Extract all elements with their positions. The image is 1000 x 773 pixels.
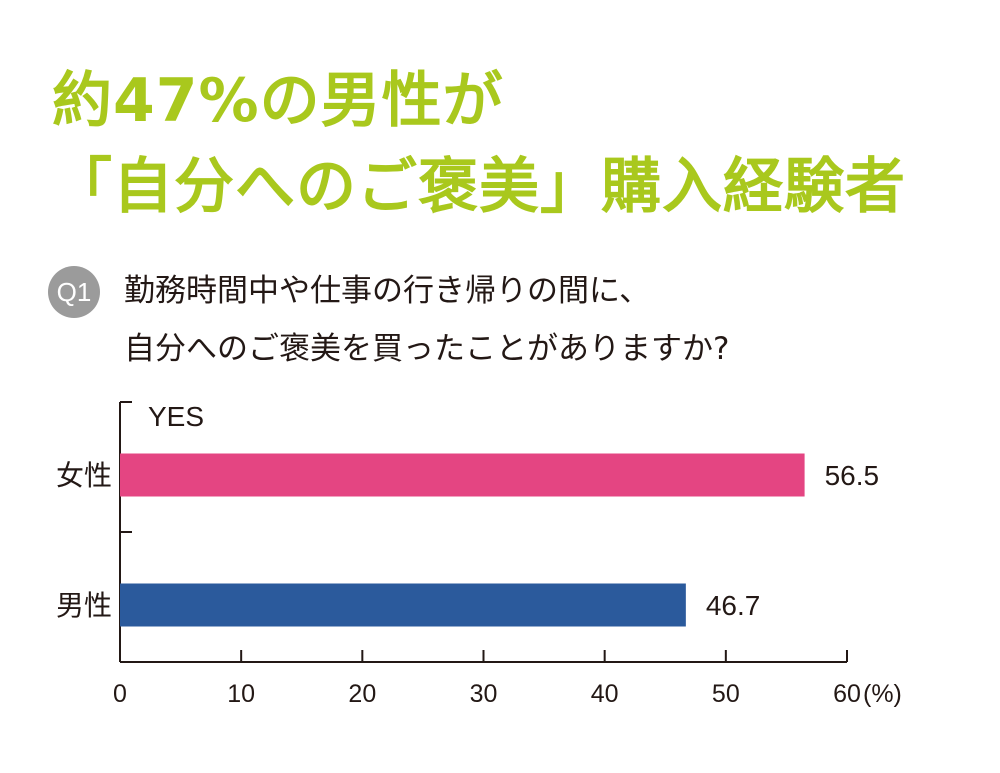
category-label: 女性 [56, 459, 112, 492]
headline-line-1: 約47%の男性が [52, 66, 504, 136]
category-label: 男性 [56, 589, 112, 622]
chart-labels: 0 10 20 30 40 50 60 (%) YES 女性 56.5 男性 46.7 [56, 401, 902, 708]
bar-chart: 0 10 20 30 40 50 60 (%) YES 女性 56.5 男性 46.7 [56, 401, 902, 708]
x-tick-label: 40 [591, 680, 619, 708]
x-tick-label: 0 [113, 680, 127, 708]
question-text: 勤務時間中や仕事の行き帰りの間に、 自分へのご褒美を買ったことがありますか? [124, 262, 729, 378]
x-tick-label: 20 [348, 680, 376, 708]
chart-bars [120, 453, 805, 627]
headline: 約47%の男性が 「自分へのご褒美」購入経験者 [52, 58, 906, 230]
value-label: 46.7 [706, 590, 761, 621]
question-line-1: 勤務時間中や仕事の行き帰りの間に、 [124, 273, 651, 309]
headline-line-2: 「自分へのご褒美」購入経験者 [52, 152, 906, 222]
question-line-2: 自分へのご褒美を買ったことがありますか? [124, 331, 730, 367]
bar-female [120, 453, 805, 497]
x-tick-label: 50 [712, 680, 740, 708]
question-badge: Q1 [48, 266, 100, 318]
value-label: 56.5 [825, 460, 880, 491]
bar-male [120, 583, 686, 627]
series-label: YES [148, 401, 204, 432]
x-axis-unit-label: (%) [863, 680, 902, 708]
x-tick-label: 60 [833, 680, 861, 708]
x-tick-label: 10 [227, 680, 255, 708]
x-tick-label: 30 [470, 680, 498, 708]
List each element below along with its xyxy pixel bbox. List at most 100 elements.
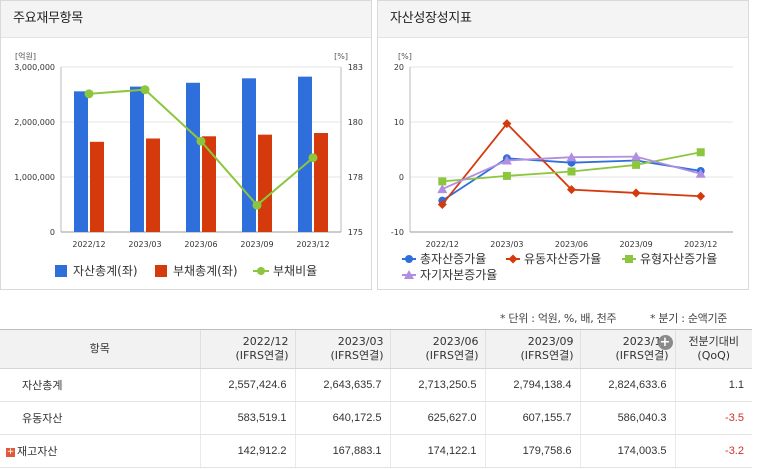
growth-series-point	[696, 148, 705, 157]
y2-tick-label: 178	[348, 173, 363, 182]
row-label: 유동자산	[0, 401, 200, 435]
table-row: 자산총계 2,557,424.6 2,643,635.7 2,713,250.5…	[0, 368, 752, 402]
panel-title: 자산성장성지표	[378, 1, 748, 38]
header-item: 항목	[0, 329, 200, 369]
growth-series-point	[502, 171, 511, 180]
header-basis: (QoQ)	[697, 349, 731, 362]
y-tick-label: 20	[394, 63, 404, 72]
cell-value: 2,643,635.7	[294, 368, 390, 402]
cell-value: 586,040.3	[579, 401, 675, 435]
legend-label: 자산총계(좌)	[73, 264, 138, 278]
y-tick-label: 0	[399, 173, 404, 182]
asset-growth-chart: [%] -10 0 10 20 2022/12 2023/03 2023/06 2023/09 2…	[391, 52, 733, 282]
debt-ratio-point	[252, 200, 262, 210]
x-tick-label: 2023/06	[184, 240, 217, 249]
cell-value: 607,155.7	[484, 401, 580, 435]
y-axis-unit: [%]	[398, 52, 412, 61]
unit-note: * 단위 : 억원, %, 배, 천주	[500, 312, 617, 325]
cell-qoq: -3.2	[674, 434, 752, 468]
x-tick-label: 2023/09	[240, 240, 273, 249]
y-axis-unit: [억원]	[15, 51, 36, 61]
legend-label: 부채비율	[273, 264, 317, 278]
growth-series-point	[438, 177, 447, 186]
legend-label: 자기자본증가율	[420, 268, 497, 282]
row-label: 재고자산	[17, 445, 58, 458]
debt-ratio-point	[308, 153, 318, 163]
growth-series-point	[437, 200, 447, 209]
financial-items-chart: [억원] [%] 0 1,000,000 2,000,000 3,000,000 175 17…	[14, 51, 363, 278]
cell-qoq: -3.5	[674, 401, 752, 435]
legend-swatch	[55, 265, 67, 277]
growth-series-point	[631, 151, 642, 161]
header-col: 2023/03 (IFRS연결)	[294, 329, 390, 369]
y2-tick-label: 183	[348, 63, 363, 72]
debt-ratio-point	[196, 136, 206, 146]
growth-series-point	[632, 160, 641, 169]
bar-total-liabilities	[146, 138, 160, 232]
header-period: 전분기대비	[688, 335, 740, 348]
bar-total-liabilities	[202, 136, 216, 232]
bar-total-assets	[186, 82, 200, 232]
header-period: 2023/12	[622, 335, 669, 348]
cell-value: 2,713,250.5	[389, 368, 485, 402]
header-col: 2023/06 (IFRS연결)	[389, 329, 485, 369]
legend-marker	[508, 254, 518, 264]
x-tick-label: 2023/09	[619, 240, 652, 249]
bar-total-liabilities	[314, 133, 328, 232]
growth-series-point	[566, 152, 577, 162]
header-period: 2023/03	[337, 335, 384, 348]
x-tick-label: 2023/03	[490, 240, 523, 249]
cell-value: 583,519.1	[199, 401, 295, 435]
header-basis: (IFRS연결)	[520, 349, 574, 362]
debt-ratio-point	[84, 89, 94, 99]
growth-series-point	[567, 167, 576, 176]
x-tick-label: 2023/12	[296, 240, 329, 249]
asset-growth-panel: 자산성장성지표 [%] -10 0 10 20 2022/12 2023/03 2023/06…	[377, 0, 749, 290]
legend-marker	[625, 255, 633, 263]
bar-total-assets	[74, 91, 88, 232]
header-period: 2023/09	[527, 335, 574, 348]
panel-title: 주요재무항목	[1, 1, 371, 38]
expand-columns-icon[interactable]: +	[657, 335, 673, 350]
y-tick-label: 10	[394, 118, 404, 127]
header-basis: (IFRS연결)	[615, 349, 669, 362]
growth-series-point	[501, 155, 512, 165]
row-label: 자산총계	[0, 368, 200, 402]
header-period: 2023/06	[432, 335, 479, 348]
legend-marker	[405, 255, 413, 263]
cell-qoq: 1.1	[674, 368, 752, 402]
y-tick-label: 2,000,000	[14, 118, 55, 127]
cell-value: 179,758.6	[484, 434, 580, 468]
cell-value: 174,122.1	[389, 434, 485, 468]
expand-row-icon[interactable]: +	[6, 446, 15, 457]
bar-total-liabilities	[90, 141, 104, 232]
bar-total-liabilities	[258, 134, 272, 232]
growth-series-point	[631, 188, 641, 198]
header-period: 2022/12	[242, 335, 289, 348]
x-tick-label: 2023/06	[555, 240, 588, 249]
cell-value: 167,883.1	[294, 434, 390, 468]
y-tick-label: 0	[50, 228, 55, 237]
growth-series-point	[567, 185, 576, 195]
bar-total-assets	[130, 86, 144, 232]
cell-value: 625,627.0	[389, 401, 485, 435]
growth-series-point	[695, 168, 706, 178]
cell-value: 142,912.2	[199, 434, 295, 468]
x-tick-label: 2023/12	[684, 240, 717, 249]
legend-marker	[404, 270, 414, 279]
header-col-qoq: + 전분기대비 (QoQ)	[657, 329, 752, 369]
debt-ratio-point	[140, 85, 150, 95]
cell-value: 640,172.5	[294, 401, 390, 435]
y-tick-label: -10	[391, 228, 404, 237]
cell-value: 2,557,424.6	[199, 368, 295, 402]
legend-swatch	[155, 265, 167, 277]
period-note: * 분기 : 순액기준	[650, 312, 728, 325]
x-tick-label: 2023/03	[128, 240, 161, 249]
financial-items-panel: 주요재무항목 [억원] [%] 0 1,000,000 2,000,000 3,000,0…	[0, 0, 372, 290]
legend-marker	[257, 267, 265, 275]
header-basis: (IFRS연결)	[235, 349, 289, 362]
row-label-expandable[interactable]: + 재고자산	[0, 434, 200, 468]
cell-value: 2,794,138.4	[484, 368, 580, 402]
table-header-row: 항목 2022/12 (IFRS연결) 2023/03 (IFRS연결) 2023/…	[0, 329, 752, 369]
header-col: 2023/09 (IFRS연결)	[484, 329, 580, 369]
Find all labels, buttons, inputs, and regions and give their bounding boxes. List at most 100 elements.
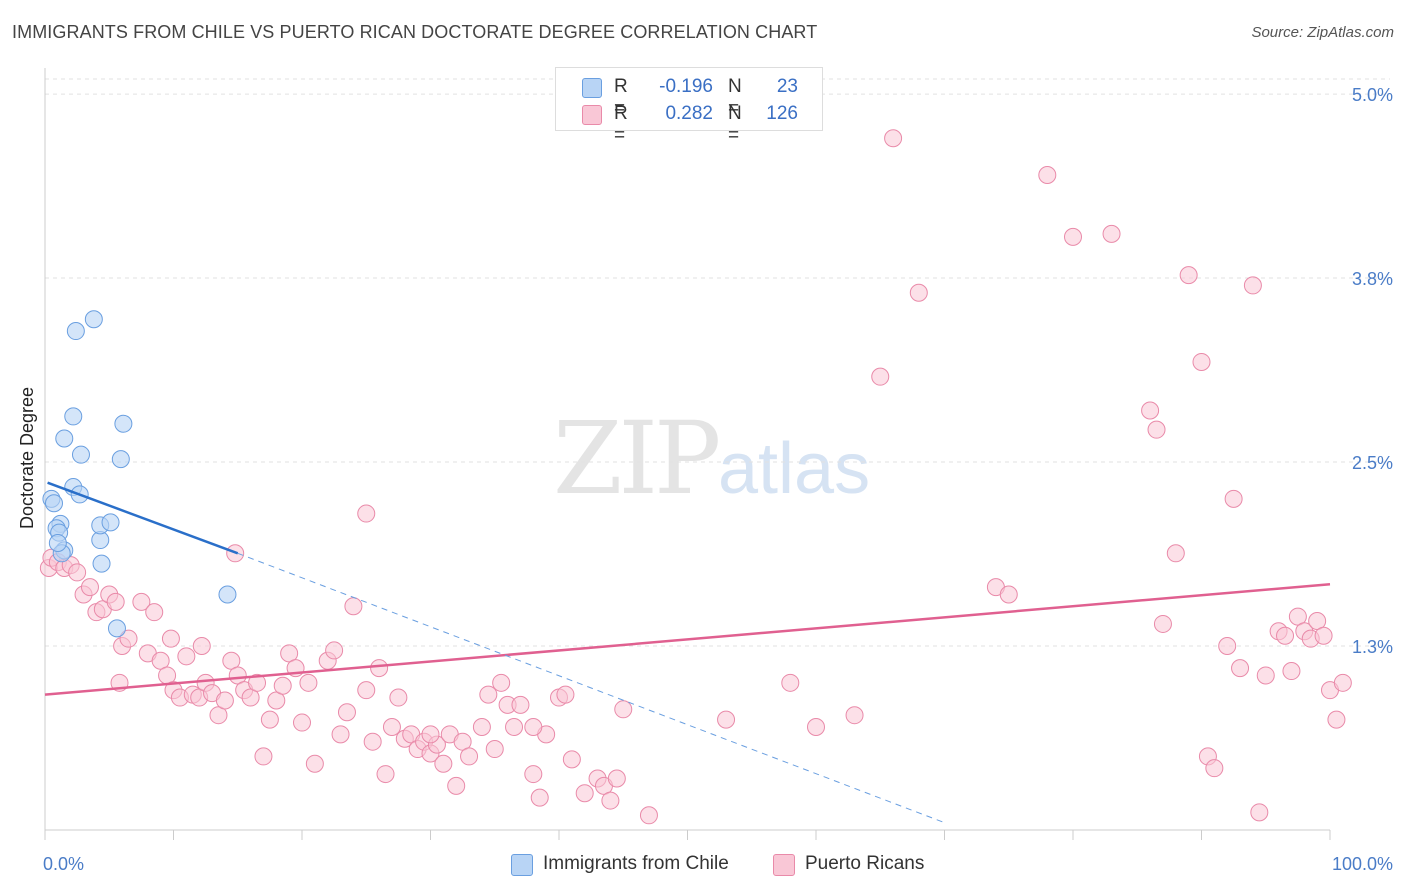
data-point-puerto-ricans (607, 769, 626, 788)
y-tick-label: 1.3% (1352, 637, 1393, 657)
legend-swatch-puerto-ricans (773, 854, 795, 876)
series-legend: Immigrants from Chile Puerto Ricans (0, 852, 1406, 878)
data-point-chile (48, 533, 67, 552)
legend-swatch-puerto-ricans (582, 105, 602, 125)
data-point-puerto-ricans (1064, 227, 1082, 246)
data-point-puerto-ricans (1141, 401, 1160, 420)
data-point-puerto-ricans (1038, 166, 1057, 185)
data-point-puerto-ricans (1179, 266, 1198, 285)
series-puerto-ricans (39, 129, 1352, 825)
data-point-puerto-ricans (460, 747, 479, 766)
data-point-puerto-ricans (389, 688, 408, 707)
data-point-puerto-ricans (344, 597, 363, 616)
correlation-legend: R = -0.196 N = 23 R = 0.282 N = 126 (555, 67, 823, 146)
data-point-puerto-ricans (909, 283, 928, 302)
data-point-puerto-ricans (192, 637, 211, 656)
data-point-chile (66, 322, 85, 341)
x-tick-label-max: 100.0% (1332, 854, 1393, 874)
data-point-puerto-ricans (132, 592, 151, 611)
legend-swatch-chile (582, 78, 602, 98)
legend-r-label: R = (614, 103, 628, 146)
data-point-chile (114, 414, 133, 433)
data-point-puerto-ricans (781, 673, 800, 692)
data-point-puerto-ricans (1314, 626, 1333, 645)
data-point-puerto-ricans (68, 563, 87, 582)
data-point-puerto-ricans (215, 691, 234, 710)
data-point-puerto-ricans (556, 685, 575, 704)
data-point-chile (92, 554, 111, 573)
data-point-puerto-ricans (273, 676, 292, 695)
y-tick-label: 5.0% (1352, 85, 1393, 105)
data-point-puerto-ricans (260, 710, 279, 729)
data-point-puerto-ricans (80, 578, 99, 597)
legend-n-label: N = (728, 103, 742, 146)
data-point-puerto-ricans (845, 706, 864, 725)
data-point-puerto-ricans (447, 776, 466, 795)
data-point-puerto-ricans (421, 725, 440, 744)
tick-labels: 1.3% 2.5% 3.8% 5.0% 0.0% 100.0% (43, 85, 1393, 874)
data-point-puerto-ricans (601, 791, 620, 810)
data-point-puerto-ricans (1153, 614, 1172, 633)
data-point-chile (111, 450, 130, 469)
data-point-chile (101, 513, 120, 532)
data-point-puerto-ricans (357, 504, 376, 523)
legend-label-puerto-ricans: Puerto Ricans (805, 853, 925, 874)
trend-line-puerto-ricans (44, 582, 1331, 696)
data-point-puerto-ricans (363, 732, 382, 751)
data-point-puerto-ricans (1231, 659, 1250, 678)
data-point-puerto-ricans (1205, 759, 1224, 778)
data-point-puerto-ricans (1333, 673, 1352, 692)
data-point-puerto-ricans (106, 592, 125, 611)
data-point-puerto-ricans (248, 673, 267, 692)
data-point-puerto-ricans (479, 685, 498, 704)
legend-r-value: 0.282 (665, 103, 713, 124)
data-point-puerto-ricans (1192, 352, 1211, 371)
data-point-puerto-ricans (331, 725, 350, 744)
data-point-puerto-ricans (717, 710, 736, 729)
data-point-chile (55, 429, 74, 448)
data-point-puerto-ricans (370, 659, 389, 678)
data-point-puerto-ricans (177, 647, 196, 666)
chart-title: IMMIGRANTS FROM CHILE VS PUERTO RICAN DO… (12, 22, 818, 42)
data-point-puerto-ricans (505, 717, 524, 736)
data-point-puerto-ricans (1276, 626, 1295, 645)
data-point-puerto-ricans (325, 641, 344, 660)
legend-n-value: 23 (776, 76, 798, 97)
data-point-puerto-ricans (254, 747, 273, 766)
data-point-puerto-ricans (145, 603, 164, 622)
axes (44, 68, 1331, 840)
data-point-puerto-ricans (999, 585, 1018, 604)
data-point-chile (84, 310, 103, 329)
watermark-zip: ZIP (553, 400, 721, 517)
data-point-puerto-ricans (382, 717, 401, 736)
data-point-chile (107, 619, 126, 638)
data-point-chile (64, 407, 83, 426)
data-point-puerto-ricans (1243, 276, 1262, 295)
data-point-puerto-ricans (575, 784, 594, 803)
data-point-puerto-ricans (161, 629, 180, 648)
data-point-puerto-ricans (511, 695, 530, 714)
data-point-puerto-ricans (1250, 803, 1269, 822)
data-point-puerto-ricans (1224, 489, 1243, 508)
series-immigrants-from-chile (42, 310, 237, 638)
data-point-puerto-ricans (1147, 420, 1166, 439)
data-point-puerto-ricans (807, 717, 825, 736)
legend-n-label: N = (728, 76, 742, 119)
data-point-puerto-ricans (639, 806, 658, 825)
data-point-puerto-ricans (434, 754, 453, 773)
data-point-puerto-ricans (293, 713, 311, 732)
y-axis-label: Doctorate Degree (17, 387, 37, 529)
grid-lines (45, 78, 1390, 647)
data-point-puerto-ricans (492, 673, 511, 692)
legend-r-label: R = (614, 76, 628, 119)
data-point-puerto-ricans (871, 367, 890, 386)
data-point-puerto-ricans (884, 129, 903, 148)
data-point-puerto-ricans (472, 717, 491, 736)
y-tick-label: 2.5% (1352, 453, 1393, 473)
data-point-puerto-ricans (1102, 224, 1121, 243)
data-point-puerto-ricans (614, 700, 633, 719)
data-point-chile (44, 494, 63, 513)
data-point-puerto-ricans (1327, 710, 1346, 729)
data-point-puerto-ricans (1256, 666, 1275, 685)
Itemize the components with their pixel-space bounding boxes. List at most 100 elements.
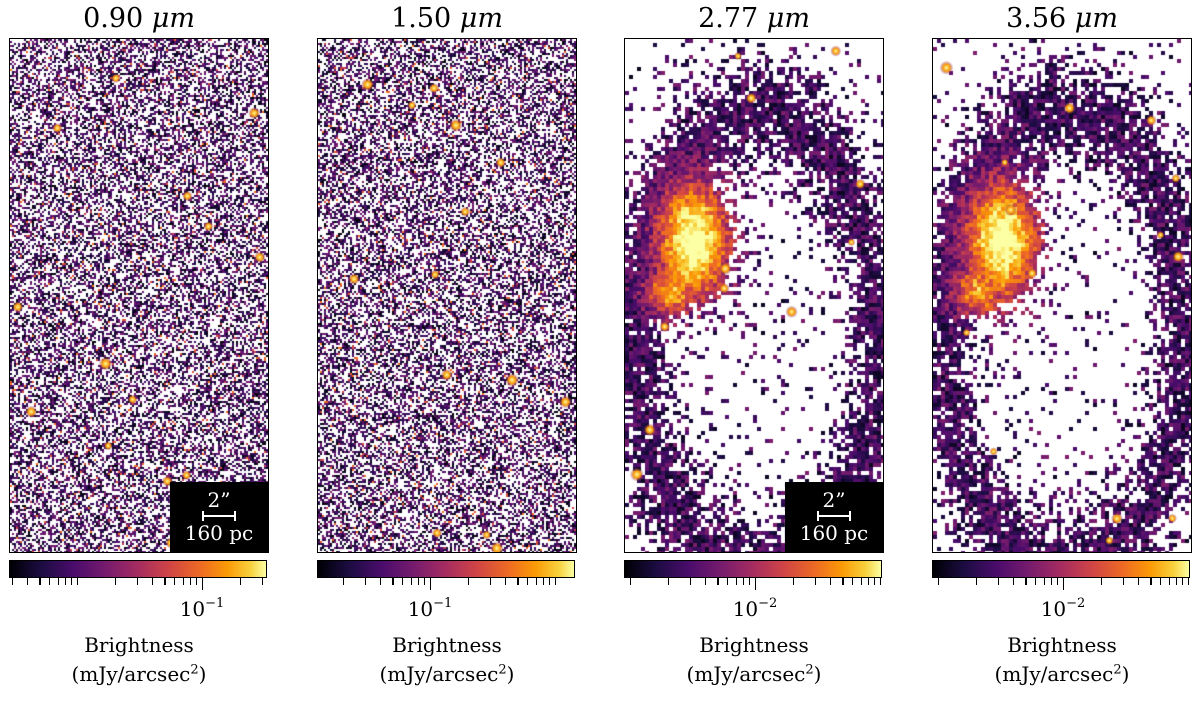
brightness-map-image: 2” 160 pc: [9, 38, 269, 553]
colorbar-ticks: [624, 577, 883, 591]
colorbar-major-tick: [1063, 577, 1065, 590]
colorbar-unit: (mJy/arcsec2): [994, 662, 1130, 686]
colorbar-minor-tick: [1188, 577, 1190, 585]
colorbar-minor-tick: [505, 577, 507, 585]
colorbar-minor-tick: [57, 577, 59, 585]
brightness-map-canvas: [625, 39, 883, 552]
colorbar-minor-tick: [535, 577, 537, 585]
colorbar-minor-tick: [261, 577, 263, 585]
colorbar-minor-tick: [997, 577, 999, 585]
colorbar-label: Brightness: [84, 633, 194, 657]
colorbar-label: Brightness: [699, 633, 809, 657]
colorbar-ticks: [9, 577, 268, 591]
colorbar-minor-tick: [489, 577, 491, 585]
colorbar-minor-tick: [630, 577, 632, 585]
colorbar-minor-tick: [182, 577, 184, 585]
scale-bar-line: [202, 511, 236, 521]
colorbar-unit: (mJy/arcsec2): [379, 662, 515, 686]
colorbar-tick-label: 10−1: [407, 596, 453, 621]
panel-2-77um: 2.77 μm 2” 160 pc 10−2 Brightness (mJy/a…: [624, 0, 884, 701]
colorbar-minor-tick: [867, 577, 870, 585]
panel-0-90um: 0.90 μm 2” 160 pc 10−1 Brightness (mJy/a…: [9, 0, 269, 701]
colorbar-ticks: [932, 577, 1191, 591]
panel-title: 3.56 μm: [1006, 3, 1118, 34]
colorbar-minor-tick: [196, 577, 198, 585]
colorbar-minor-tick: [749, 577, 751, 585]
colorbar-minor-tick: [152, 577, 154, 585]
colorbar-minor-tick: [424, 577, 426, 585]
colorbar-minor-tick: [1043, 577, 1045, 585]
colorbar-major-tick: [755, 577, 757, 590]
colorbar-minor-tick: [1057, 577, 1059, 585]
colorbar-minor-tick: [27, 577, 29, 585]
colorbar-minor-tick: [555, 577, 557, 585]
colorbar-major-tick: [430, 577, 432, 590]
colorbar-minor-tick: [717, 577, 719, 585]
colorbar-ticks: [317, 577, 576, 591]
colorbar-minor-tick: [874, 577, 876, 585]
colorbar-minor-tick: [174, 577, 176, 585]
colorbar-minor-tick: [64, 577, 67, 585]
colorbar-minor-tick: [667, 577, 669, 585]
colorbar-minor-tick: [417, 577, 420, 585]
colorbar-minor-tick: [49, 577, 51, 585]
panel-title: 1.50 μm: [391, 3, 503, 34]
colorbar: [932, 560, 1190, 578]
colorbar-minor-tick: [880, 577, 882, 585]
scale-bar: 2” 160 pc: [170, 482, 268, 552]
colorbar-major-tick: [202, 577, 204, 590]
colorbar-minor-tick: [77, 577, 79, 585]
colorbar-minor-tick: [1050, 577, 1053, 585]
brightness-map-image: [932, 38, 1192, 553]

======

• [Task goal]: Take the part of the rows above that opens with the line containing "38, 269, 553]" and closes with the line containing "colorbar-minor-tick: [535, 577, 537, 585]". Write out only those lines again, switching "minor" to "secondary" and leaving everything else unchanged.

• [Task response]:
brightness-map-image: 2” 160 pc: [9, 38, 269, 553]
colorbar-ticks: [624, 577, 883, 591]
colorbar-major-tick: [1063, 577, 1065, 590]
colorbar-unit: (mJy/arcsec2): [994, 662, 1130, 686]
colorbar-secondary-tick: [1188, 577, 1190, 585]
colorbar-secondary-tick: [505, 577, 507, 585]
colorbar-secondary-tick: [57, 577, 59, 585]
brightness-map-canvas: [625, 39, 883, 552]
colorbar-secondary-tick: [535, 577, 537, 585]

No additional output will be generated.